Pick out each line below containing "МОРОЗА".

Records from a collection
-- start --

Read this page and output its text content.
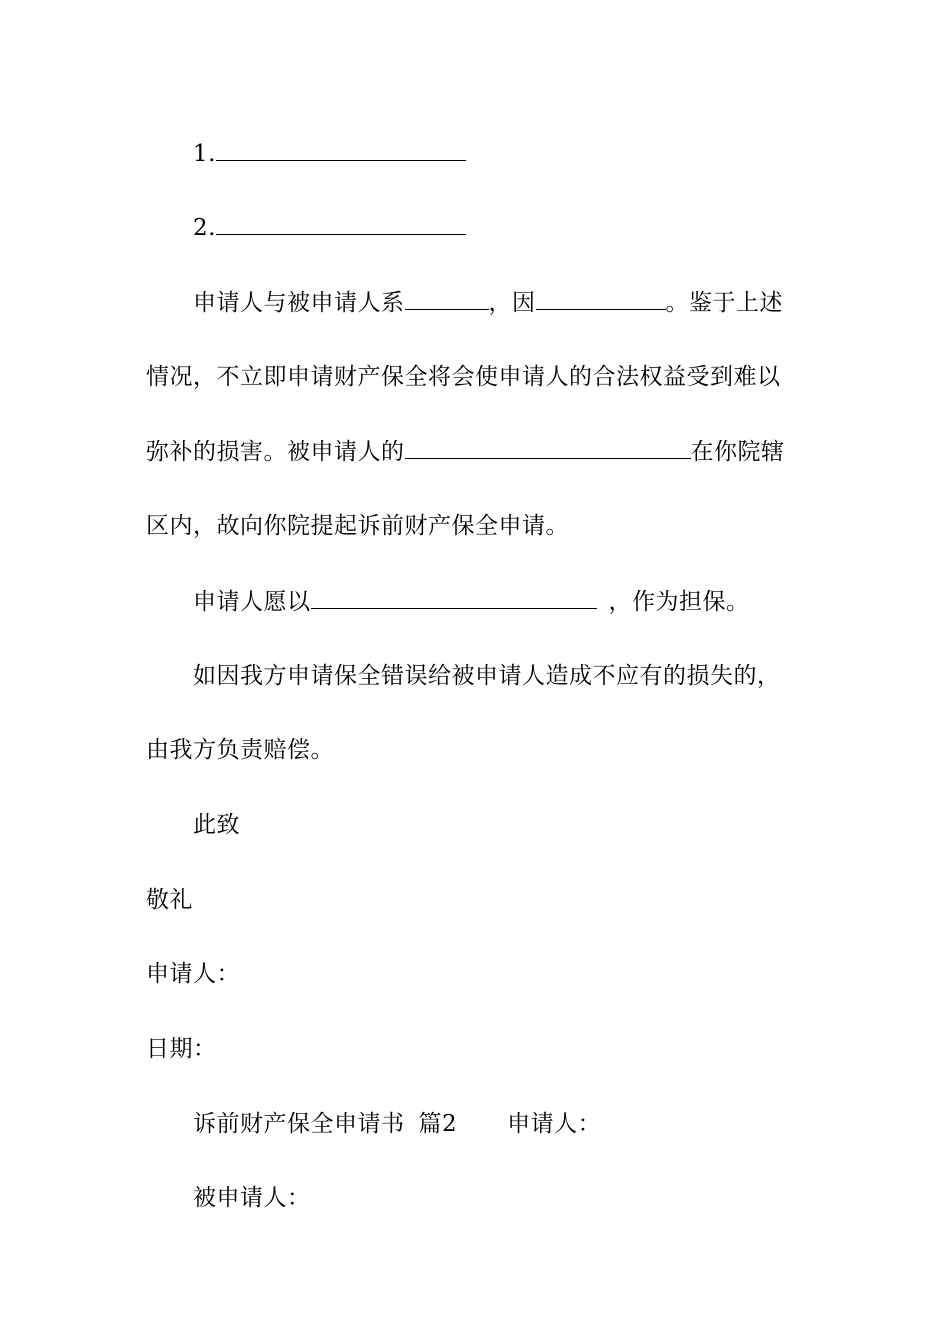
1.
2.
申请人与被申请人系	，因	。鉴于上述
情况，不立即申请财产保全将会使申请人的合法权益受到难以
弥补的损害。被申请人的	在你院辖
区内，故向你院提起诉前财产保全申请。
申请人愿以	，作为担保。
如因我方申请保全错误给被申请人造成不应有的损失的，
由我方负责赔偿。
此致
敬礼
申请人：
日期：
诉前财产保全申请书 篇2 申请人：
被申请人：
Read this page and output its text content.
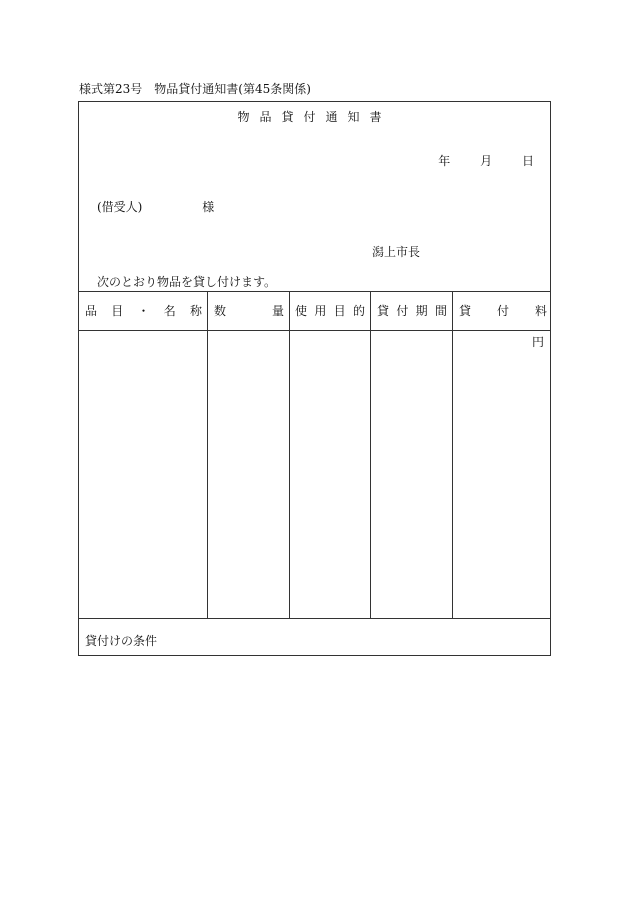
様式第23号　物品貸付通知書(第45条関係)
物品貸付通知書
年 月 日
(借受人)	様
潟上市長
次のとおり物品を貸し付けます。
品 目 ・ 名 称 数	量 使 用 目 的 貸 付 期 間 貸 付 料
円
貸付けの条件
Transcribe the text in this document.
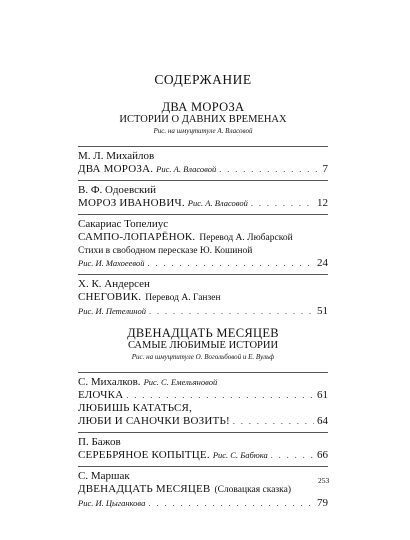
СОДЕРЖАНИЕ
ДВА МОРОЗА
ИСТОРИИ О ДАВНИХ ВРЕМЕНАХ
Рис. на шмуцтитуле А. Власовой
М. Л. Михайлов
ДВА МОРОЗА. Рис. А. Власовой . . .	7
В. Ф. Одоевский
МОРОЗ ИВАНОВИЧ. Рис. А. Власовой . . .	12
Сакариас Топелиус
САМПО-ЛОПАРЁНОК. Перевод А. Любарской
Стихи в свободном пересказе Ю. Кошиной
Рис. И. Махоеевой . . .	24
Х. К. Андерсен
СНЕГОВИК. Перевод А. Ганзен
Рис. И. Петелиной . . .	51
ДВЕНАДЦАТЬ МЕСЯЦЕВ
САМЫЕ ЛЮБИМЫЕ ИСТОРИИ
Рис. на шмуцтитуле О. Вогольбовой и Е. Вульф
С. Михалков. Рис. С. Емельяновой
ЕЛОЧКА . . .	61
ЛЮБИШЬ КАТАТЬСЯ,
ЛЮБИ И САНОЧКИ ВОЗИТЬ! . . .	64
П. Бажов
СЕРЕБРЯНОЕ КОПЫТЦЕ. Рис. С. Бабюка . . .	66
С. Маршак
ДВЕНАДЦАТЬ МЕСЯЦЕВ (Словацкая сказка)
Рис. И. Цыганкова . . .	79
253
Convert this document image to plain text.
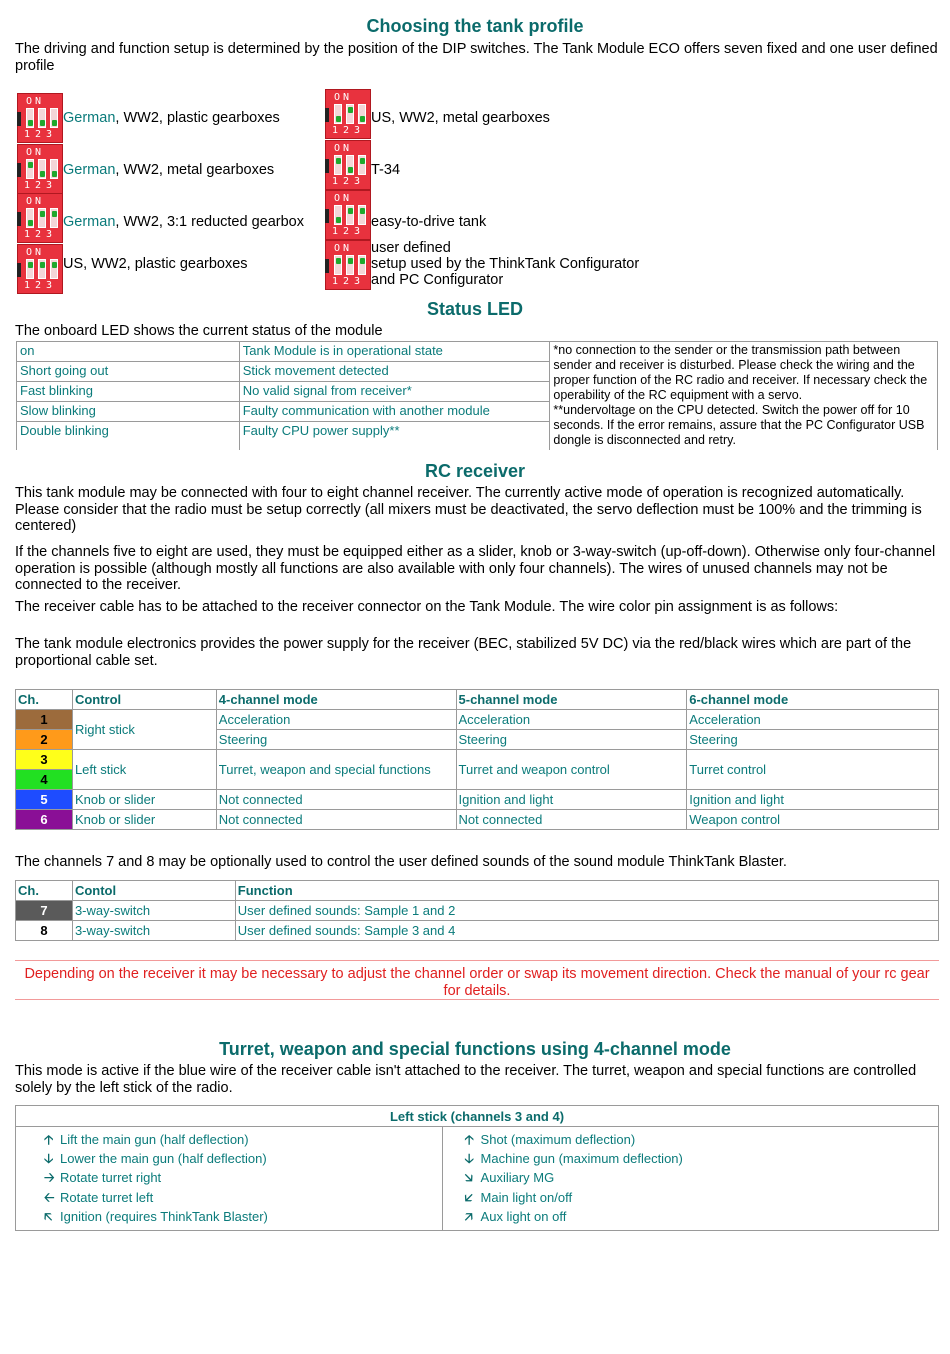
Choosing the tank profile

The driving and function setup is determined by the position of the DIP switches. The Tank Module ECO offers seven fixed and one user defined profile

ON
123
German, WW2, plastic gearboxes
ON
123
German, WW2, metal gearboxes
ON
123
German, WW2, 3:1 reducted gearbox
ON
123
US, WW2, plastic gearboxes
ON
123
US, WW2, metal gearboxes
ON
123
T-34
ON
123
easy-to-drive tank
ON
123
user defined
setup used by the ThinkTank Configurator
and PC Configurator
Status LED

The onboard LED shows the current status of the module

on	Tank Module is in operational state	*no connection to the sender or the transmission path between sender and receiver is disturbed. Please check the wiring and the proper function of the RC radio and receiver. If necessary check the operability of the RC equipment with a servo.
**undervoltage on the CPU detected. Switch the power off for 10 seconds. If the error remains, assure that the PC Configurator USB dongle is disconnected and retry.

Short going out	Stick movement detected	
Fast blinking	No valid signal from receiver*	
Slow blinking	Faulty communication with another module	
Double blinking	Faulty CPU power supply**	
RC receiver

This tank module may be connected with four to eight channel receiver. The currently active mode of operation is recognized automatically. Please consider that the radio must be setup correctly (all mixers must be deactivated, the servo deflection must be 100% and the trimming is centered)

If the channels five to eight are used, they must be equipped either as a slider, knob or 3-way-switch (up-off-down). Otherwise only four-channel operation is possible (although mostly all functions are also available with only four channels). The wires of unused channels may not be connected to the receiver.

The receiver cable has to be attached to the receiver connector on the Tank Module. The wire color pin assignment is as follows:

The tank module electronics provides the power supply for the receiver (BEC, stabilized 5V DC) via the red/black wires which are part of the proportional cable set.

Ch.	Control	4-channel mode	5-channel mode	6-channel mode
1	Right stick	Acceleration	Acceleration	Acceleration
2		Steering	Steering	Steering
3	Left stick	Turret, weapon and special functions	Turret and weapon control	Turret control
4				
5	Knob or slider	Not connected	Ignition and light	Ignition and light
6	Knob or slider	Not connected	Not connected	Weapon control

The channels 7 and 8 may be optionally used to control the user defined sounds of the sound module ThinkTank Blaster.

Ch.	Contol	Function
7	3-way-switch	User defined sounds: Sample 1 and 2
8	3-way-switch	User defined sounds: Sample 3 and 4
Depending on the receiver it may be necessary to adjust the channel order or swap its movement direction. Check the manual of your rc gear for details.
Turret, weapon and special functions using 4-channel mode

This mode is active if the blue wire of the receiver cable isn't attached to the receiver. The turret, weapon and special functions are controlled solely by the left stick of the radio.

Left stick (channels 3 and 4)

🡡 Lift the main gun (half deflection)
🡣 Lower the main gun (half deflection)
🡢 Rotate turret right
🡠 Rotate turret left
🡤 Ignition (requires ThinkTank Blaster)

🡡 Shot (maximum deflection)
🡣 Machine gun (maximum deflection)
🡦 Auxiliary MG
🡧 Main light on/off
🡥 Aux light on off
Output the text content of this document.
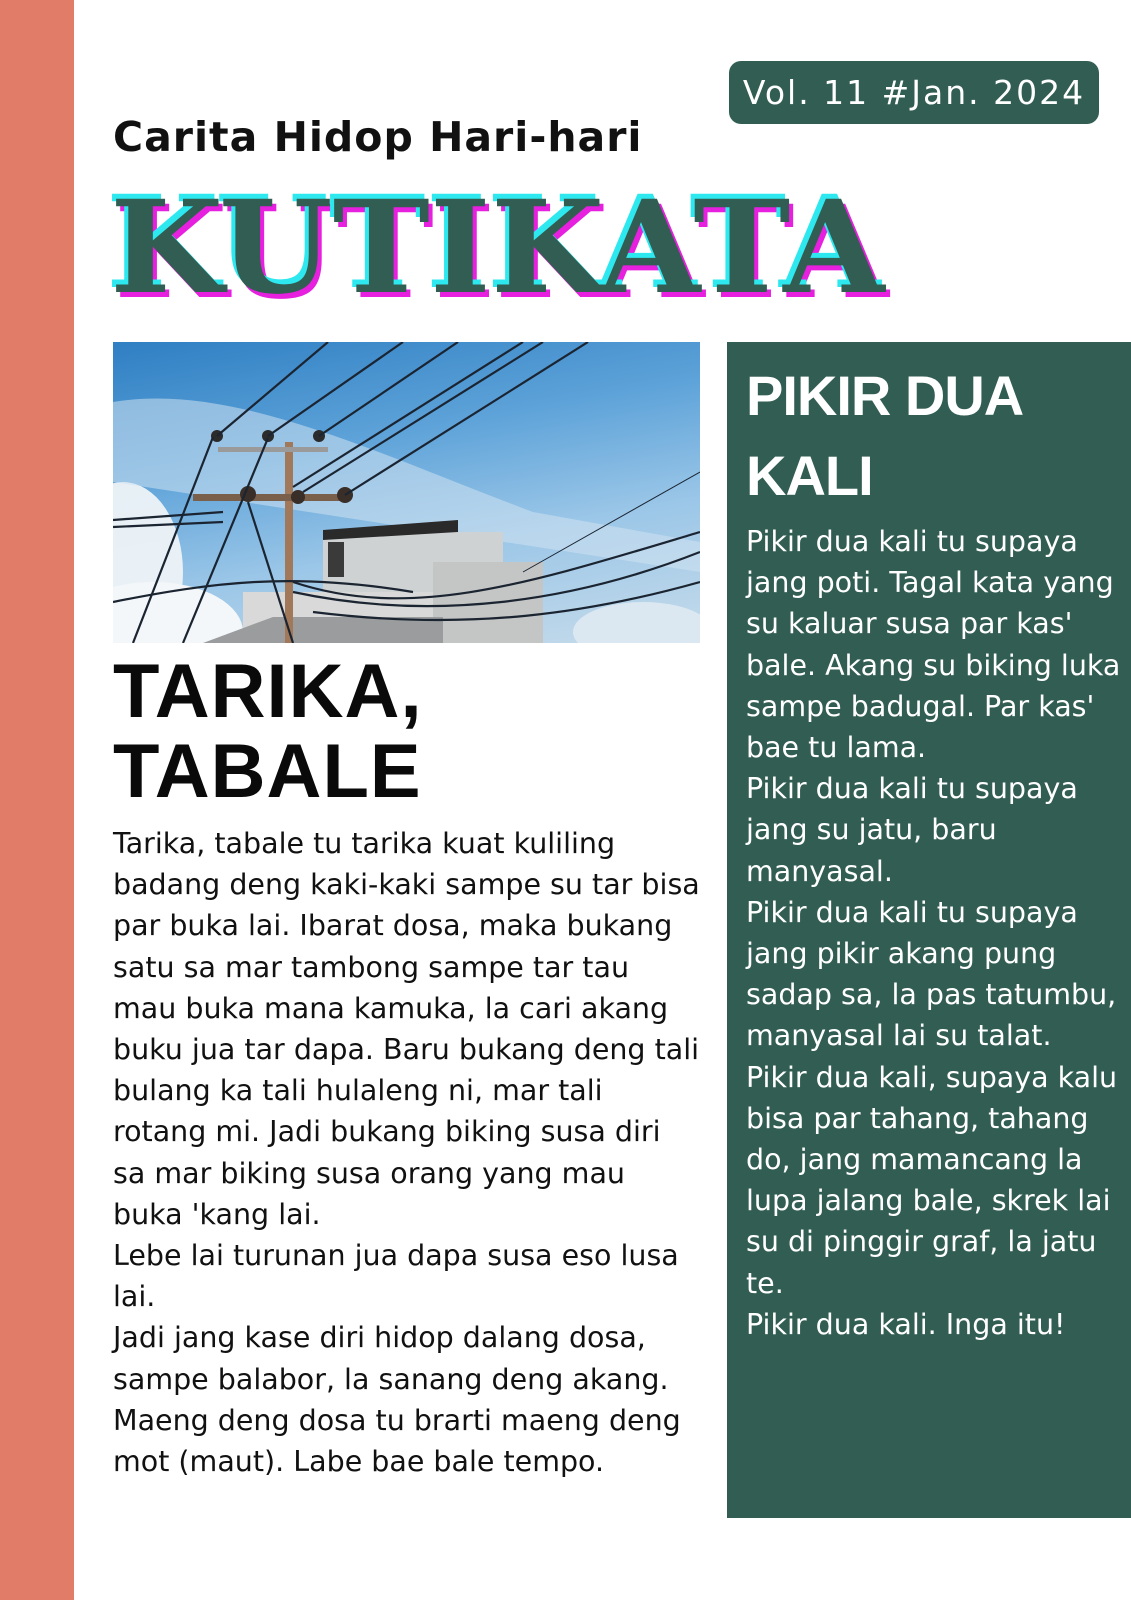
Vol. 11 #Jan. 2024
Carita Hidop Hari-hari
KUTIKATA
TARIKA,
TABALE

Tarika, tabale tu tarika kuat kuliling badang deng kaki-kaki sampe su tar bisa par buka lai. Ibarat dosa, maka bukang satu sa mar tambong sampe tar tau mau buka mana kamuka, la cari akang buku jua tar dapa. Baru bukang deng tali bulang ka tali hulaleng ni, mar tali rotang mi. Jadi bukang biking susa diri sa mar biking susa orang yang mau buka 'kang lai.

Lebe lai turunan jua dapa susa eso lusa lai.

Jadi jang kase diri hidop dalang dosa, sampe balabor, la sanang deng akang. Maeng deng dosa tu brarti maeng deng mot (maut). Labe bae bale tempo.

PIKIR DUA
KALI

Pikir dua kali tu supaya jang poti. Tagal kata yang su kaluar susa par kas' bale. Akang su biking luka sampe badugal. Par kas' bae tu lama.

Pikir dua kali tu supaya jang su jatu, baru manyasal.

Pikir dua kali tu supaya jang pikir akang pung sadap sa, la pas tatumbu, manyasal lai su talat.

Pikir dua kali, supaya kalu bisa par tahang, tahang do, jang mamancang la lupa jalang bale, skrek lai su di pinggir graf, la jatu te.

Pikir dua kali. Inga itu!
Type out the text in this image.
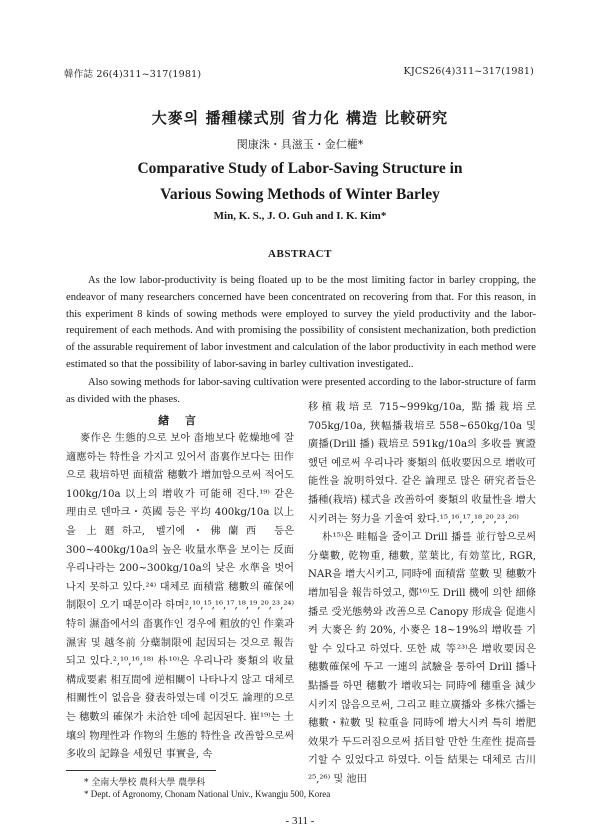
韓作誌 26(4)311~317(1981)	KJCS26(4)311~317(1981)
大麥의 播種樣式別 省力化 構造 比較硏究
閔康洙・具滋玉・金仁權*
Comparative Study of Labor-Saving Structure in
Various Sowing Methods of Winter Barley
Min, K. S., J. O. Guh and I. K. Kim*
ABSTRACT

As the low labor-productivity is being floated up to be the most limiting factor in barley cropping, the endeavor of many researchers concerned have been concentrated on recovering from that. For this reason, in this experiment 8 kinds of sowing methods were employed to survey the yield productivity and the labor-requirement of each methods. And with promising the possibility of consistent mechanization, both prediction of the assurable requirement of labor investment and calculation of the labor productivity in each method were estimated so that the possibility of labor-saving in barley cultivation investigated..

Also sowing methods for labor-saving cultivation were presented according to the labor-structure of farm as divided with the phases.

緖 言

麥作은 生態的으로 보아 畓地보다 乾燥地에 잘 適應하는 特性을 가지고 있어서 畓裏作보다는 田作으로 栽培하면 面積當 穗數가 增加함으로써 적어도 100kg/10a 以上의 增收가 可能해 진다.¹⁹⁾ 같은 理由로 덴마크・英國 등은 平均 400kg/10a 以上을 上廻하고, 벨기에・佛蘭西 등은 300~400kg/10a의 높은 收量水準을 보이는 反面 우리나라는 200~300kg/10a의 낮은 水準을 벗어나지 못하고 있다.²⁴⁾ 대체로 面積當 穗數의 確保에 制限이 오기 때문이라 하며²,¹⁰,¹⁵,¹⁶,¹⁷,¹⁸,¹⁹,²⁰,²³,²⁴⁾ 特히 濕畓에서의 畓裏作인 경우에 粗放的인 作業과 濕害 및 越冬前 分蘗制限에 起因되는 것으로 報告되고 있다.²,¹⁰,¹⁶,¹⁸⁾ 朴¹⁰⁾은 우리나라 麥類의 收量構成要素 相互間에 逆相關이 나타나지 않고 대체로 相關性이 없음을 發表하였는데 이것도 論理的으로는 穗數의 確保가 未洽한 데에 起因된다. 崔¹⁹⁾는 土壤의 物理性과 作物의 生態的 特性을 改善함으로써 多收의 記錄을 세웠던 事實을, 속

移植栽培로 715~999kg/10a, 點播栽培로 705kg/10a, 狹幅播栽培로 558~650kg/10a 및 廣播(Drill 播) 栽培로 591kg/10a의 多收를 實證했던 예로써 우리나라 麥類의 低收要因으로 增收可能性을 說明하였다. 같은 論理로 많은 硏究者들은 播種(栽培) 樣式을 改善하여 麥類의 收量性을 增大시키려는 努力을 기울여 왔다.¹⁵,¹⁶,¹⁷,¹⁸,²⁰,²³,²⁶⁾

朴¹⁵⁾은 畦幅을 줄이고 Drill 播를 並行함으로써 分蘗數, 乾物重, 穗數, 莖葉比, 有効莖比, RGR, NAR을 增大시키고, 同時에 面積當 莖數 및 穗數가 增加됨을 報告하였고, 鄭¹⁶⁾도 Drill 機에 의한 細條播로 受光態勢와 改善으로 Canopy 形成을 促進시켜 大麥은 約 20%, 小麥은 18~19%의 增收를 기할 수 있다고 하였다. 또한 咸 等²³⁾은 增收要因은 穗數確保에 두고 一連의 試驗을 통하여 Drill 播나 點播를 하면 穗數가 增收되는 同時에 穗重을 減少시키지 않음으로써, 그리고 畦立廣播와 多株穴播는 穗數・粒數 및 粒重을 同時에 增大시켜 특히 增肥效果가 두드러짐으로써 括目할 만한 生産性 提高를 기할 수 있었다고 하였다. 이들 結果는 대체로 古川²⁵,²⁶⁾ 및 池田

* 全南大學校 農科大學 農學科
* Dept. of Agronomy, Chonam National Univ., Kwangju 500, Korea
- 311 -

-- end --

* **EXERCISE SOLUTION**
ДВА МОРОЗА
ДВА МОРОЗА. Рис. А. Власовой . . .	7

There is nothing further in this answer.